_Supplied information_.
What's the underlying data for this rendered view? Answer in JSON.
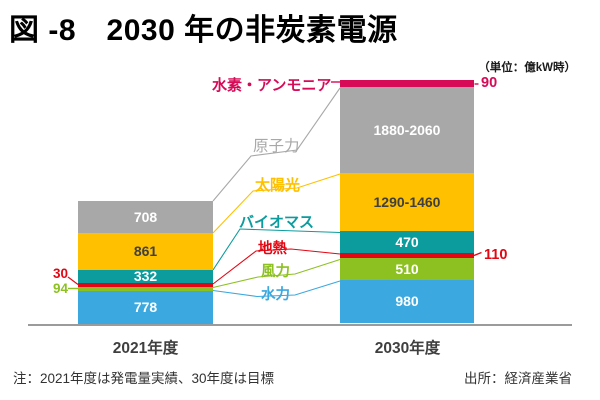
{
  "title": "図 -8　2030 年の非炭素電源",
  "unit_label": "（単位：億kW時）",
  "note": "注：2021年度は発電量実績、30年度は目標",
  "source": "出所：経済産業省",
  "colors": {
    "hydrogen_ammonia": "#d60a56",
    "nuclear": "#a8a8a8",
    "solar": "#ffc000",
    "biomass": "#0c9c9e",
    "geothermal": "#e30613",
    "wind": "#8dc122",
    "hydro": "#3ba8df",
    "text_dark": "#3f3f3f",
    "axis": "#9b9b9b"
  },
  "labels": {
    "hydrogen_ammonia": "水素・アンモニア",
    "nuclear": "原子力",
    "solar": "太陽光",
    "biomass": "バイオマス",
    "geothermal": "地熱",
    "wind": "風力",
    "hydro": "水力"
  },
  "chart_data": {
    "type": "bar",
    "stacked": true,
    "unit": "億kW時",
    "categories": [
      "2021年度",
      "2030年度"
    ],
    "series": [
      {
        "name": "水素・アンモニア",
        "key": "hydrogen_ammonia",
        "values": [
          null,
          "90"
        ]
      },
      {
        "name": "原子力",
        "key": "nuclear",
        "values": [
          "708",
          "1880-2060"
        ]
      },
      {
        "name": "太陽光",
        "key": "solar",
        "values": [
          "861",
          "1290-1460"
        ]
      },
      {
        "name": "バイオマス",
        "key": "biomass",
        "values": [
          "332",
          "470"
        ]
      },
      {
        "name": "地熱",
        "key": "geothermal",
        "values": [
          "30",
          "110"
        ]
      },
      {
        "name": "風力",
        "key": "wind",
        "values": [
          "94",
          "510"
        ]
      },
      {
        "name": "水力",
        "key": "hydro",
        "values": [
          "778",
          "980"
        ]
      }
    ],
    "legend_position": "callout-labels-between-bars",
    "grid": false
  },
  "bars_render": [
    {
      "category_index": 0,
      "segments": [
        {
          "key": "nuclear",
          "text": "708",
          "tone": "light"
        },
        {
          "key": "solar",
          "text": "861",
          "tone": "dark"
        },
        {
          "key": "biomass",
          "text": "332",
          "tone": "light"
        },
        {
          "key": "geothermal",
          "text": "",
          "tone": "light"
        },
        {
          "key": "wind",
          "text": "",
          "tone": "light"
        },
        {
          "key": "hydro",
          "text": "778",
          "tone": "light"
        }
      ]
    },
    {
      "category_index": 1,
      "segments": [
        {
          "key": "hydrogen_ammonia",
          "text": "",
          "tone": "light"
        },
        {
          "key": "nuclear",
          "text": "1880-2060",
          "tone": "light"
        },
        {
          "key": "solar",
          "text": "1290-1460",
          "tone": "dark"
        },
        {
          "key": "biomass",
          "text": "470",
          "tone": "light"
        },
        {
          "key": "geothermal",
          "text": "",
          "tone": "light"
        },
        {
          "key": "wind",
          "text": "510",
          "tone": "light"
        },
        {
          "key": "hydro",
          "text": "980",
          "tone": "light"
        }
      ]
    }
  ]
}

_Required work_.
Repeat the material above verbatim. Leave the pictures behind.

_Response to this task_.
What's the underlying data for this rendered view? Answer in JSON.
{
  "title": "図 -8　2030 年の非炭素電源",
  "unit_label": "（単位：億kW時）",
  "note": "注：2021年度は発電量実績、30年度は目標",
  "source": "出所：経済産業省",
  "colors": {
    "hydrogen_ammonia": "#d60a56",
    "nuclear": "#a8a8a8",
    "solar": "#ffc000",
    "biomass": "#0c9c9e",
    "geothermal": "#e30613",
    "wind": "#8dc122",
    "hydro": "#3ba8df",
    "text_dark": "#3f3f3f",
    "axis": "#9b9b9b"
  },
  "labels": {
    "hydrogen_ammonia": "水素・アンモニア",
    "nuclear": "原子力",
    "solar": "太陽光",
    "biomass": "バイオマス",
    "geothermal": "地熱",
    "wind": "風力",
    "hydro": "水力"
  },
  "chart_data": {
    "type": "bar",
    "stacked": true,
    "unit": "億kW時",
    "categories": [
      "2021年度",
      "2030年度"
    ],
    "series": [
      {
        "name": "水素・アンモニア",
        "key": "hydrogen_ammonia",
        "values": [
          null,
          "90"
        ]
      },
      {
        "name": "原子力",
        "key": "nuclear",
        "values": [
          "708",
          "1880-2060"
        ]
      },
      {
        "name": "太陽光",
        "key": "solar",
        "values": [
          "861",
          "1290-1460"
        ]
      },
      {
        "name": "バイオマス",
        "key": "biomass",
        "values": [
          "332",
          "470"
        ]
      },
      {
        "name": "地熱",
        "key": "geothermal",
        "values": [
          "30",
          "110"
        ]
      },
      {
        "name": "風力",
        "key": "wind",
        "values": [
          "94",
          "510"
        ]
      },
      {
        "name": "水力",
        "key": "hydro",
        "values": [
          "778",
          "980"
        ]
      }
    ],
    "legend_position": "callout-labels-between-bars",
    "grid": false
  },
  "bars_render": [
    {
      "category_index": 0,
      "segments": [
        {
          "key": "nuclear",
          "text": "708",
          "tone": "light"
        },
        {
          "key": "solar",
          "text": "861",
          "tone": "dark"
        },
        {
          "key": "biomass",
          "text": "332",
          "tone": "light"
        },
        {
          "key": "geothermal",
          "text": "",
          "tone": "light"
        },
        {
          "key": "wind",
          "text": "",
          "tone": "light"
        },
        {
          "key": "hydro",
          "text": "778",
          "tone": "light"
        }
      ]
    },
    {
      "category_index": 1,
      "segments": [
        {
          "key": "hydrogen_ammonia",
          "text": "",
          "tone": "light"
        },
        {
          "key": "nuclear",
          "text": "1880-2060",
          "tone": "light"
        },
        {
          "key": "solar",
          "text": "1290-1460",
          "tone": "dark"
        },
        {
          "key": "biomass",
          "text": "470",
          "tone": "light"
        },
        {
          "key": "geothermal",
          "text": "",
          "tone": "light"
        },
        {
          "key": "wind",
          "text": "510",
          "tone": "light"
        },
        {
          "key": "hydro",
          "text": "980",
          "tone": "light"
        }
      ]
    }
  ]
}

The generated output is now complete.